### Input records:
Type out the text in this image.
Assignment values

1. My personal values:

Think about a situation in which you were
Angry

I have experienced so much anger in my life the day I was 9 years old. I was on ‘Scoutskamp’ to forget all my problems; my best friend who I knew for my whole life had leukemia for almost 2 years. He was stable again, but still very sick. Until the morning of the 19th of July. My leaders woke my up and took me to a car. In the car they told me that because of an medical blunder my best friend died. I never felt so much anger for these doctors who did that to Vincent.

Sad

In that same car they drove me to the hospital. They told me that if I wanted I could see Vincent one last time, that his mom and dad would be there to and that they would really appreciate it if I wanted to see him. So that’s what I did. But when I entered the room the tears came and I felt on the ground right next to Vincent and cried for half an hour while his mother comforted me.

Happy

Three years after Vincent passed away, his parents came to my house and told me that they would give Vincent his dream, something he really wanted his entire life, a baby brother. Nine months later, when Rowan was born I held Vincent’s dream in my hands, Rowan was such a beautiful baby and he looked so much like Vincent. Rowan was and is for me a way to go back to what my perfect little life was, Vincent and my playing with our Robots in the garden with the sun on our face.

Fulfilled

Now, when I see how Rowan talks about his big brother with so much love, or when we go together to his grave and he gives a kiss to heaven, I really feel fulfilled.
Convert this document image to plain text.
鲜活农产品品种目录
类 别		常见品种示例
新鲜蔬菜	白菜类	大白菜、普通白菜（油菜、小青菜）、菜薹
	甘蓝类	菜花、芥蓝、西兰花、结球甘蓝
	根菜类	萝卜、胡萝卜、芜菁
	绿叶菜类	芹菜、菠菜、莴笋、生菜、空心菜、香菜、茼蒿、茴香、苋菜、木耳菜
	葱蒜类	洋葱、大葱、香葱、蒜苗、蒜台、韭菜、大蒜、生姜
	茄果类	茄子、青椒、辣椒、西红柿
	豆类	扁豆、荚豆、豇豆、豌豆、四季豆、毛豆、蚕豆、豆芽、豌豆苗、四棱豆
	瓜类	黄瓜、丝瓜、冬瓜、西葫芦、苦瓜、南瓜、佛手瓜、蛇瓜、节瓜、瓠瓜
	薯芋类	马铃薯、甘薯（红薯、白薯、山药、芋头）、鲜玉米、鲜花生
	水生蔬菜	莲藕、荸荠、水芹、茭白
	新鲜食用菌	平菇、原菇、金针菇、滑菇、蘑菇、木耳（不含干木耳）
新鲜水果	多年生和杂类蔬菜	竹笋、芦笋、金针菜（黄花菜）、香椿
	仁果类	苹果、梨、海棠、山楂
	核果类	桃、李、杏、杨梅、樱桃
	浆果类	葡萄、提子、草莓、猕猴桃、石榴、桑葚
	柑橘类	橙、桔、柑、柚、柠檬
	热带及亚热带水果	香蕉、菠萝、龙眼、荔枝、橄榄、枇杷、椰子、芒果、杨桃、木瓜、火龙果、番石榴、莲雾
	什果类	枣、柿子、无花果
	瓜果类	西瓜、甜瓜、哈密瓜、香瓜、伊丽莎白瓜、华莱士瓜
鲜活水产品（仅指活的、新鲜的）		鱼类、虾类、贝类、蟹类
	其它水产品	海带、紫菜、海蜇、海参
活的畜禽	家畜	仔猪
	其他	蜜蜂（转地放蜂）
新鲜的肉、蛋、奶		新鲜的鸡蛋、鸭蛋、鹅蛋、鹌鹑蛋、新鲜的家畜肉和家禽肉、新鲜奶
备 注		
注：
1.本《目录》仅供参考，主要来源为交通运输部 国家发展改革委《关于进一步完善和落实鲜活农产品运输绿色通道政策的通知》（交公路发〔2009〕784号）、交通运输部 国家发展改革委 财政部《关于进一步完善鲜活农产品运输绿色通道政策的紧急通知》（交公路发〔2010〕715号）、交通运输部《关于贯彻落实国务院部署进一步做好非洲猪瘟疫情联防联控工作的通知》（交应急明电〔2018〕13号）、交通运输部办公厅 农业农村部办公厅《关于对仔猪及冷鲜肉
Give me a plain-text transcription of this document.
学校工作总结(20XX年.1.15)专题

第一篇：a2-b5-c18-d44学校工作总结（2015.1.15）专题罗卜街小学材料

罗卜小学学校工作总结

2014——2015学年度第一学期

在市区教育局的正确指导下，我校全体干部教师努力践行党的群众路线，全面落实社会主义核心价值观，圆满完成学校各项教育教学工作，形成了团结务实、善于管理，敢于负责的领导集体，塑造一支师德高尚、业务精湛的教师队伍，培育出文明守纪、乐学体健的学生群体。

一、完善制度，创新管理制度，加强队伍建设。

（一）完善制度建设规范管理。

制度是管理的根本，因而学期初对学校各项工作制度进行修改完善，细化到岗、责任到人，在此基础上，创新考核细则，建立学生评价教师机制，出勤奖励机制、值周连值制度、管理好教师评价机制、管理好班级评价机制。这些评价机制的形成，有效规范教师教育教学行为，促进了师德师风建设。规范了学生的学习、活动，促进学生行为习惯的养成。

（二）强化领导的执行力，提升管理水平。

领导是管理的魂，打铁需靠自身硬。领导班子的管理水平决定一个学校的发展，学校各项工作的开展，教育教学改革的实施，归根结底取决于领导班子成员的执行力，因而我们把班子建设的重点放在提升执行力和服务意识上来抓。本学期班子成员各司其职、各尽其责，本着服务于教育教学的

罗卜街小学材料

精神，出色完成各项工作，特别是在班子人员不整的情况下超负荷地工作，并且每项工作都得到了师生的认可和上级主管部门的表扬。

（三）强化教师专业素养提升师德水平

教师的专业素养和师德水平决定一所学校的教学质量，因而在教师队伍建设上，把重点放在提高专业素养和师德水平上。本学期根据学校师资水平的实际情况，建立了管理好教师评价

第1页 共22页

### Brief:
Repeat the material from above exactly, word for word.

### The response:
Type out the text in this image.
Assignment values

1. My personal values:

Think about a situation in which you were
Angry

I have experienced so much anger in my life the day I was 9 years old. I was on ‘Scoutskamp’ to forget all my problems; my best friend who I knew for my whole life had leukemia for almost 2 years. He was stable again, but still very sick. Until the morning of the 19th of July. My leaders woke my up and took me to a car. In the car they told me that because of an medical blunder my best friend died. I never felt so much anger for these doctors who did that to Vincent.

Sad

In that same car they drove me to the hospital. They told me that if I wanted I could see Vincent one last time, that his mom and dad would be there to and that they would really appreciate it if I wanted to see him. So that’s what I did. But when I entered the room the tears came and I felt on the ground right next to Vincent and cried for half an hour while his mother comforted me.

Happy

Three years after Vincent passed away, his parents came to my house and told me that they would give Vincent his dream, something he really wanted his entire life, a baby brother. Nine months later, when Rowan was born I held Vincent’s dream in my hands, Rowan was such a beautiful baby and he looked so much like Vincent. Rowan was and is for me a way to go back to what my perfect little life was, Vincent and my playing with our Robots in the garden with the sun on our face.

Fulfilled

Now, when I see how Rowan talks about his big brother with so much love, or when we go together to his grave and he gives a kiss to heaven, I really feel fulfilled.
Convert this document image to plain text.
鲜活农产品品种目录
类 别		常见品种示例
新鲜蔬菜	白菜类	大白菜、普通白菜（油菜、小青菜）、菜薹
	甘蓝类	菜花、芥蓝、西兰花、结球甘蓝
	根菜类	萝卜、胡萝卜、芜菁
	绿叶菜类	芹菜、菠菜、莴笋、生菜、空心菜、香菜、茼蒿、茴香、苋菜、木耳菜
	葱蒜类	洋葱、大葱、香葱、蒜苗、蒜台、韭菜、大蒜、生姜
	茄果类	茄子、青椒、辣椒、西红柿
	豆类	扁豆、荚豆、豇豆、豌豆、四季豆、毛豆、蚕豆、豆芽、豌豆苗、四棱豆
	瓜类	黄瓜、丝瓜、冬瓜、西葫芦、苦瓜、南瓜、佛手瓜、蛇瓜、节瓜、瓠瓜
	薯芋类	马铃薯、甘薯（红薯、白薯、山药、芋头）、鲜玉米、鲜花生
	水生蔬菜	莲藕、荸荠、水芹、茭白
	新鲜食用菌	平菇、原菇、金针菇、滑菇、蘑菇、木耳（不含干木耳）
新鲜水果	多年生和杂类蔬菜	竹笋、芦笋、金针菜（黄花菜）、香椿
	仁果类	苹果、梨、海棠、山楂
	核果类	桃、李、杏、杨梅、樱桃
	浆果类	葡萄、提子、草莓、猕猴桃、石榴、桑葚
	柑橘类	橙、桔、柑、柚、柠檬
	热带及亚热带水果	香蕉、菠萝、龙眼、荔枝、橄榄、枇杷、椰子、芒果、杨桃、木瓜、火龙果、番石榴、莲雾
	什果类	枣、柿子、无花果
	瓜果类	西瓜、甜瓜、哈密瓜、香瓜、伊丽莎白瓜、华莱士瓜
鲜活水产品（仅指活的、新鲜的）		鱼类、虾类、贝类、蟹类
	其它水产品	海带、紫菜、海蜇、海参
活的畜禽	家畜	仔猪
	其他	蜜蜂（转地放蜂）
新鲜的肉、蛋、奶		新鲜的鸡蛋、鸭蛋、鹅蛋、鹌鹑蛋、新鲜的家畜肉和家禽肉、新鲜奶
备 注		
注：
1.本《目录》仅供参考，主要来源为交通运输部 国家发展改革委《关于进一步完善和落实鲜活农产品运输绿色通道政策的通知》（交公路发〔2009〕784号）、交通运输部 国家发展改革委 财政部《关于进一步完善鲜活农产品运输绿色通道政策的紧急通知》（交公路发〔2010〕715号）、交通运输部《关于贯彻落实国务院部署进一步做好非洲猪瘟疫情联防联控工作的通知》（交应急明电〔2018〕13号）、交通运输部办公厅 农业农村部办公厅《关于对仔猪及冷鲜肉
Give me a plain-text transcription of this document.
学校工作总结(20XX年.1.15)专题

第一篇：a2-b5-c18-d44学校工作总结（2015.1.15）专题罗卜街小学材料

罗卜小学学校工作总结

2014——2015学年度第一学期

在市区教育局的正确指导下，我校全体干部教师努力践行党的群众路线，全面落实社会主义核心价值观，圆满完成学校各项教育教学工作，形成了团结务实、善于管理，敢于负责的领导集体，塑造一支师德高尚、业务精湛的教师队伍，培育出文明守纪、乐学体健的学生群体。

一、完善制度，创新管理制度，加强队伍建设。

（一）完善制度建设规范管理。

制度是管理的根本，因而学期初对学校各项工作制度进行修改完善，细化到岗、责任到人，在此基础上，创新考核细则，建立学生评价教师机制，出勤奖励机制、值周连值制度、管理好教师评价机制、管理好班级评价机制。这些评价机制的形成，有效规范教师教育教学行为，促进了师德师风建设。规范了学生的学习、活动，促进学生行为习惯的养成。

（二）强化领导的执行力，提升管理水平。

领导是管理的魂，打铁需靠自身硬。领导班子的管理水平决定一个学校的发展，学校各项工作的开展，教育教学改革的实施，归根结底取决于领导班子成员的执行力，因而我们把班子建设的重点放在提升执行力和服务意识上来抓。本学期班子成员各司其职、各尽其责，本着服务于教育教学的

罗卜街小学材料

精神，出色完成各项工作，特别是在班子人员不整的情况下超负荷地工作，并且每项工作都得到了师生的认可和上级主管部门的表扬。

（三）强化教师专业素养提升师德水平

教师的专业素养和师德水平决定一所学校的教学质量，因而在教师队伍建设上，把重点放在提高专业素养和师德水平上。本学期根据学校师资水平的实际情况，建立了管理好教师评价

第1页 共22页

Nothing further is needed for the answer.